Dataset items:
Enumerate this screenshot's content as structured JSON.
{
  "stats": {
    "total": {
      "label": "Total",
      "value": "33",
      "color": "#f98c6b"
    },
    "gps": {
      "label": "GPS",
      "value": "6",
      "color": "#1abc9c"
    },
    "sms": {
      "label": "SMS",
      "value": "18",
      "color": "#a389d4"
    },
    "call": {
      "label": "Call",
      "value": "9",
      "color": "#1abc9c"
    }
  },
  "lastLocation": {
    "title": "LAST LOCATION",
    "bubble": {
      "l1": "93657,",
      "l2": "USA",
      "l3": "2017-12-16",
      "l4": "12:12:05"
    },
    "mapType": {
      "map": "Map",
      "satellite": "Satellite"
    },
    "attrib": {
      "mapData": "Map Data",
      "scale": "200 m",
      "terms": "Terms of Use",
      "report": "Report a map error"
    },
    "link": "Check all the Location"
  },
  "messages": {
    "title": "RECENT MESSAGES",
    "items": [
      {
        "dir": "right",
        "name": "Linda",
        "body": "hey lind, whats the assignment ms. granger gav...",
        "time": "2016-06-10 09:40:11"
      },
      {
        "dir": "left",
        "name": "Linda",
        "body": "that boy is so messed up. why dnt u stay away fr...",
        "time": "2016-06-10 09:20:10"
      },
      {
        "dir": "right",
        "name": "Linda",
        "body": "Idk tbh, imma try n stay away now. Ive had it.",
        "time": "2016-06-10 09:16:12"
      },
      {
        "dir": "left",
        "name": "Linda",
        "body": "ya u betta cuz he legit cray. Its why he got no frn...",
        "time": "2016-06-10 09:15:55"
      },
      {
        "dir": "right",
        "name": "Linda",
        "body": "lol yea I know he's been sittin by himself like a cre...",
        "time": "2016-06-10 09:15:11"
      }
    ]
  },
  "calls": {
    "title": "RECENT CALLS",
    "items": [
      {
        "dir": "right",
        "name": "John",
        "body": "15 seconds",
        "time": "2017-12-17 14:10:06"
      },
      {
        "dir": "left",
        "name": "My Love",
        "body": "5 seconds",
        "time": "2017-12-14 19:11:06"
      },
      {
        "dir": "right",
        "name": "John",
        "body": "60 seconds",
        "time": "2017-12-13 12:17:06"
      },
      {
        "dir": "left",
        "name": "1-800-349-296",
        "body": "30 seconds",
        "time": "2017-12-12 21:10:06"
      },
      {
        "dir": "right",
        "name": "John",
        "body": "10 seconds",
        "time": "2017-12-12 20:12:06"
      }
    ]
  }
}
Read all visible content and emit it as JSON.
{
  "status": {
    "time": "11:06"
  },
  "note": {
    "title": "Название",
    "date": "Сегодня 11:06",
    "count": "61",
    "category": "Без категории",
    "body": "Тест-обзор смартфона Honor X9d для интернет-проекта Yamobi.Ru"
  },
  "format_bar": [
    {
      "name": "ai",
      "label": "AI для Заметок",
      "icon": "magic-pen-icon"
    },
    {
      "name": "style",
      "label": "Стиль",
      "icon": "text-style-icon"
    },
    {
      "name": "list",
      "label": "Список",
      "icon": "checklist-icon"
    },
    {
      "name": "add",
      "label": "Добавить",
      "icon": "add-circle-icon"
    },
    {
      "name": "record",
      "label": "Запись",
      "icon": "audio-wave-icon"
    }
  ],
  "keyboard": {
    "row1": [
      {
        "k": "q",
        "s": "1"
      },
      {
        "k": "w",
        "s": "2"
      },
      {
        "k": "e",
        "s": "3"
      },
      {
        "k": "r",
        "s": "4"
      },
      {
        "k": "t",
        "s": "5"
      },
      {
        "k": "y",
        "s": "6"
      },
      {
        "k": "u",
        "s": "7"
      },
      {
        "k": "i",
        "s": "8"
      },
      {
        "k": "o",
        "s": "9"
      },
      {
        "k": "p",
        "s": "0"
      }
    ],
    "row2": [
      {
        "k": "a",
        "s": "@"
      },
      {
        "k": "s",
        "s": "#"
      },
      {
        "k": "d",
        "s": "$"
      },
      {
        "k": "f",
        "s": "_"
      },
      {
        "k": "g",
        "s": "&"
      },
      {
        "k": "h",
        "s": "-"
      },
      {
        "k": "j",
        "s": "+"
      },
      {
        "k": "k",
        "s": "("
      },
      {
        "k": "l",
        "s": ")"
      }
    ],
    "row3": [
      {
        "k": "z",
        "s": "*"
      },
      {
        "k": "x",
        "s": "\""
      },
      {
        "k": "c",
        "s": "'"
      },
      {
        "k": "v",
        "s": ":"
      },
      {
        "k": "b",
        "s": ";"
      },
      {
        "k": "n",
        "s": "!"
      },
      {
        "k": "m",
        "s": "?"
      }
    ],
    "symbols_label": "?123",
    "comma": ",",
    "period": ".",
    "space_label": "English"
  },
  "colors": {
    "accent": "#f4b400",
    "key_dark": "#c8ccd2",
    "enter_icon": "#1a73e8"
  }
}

◆ **Required task**:
Find the word "away" in the material, then list each line that holds it.

◆ **Result below**:
        "body": "that boy is so messed up. why dnt u stay away fr...",
        "body": "Idk tbh, imma try n stay away now. Ive had it.",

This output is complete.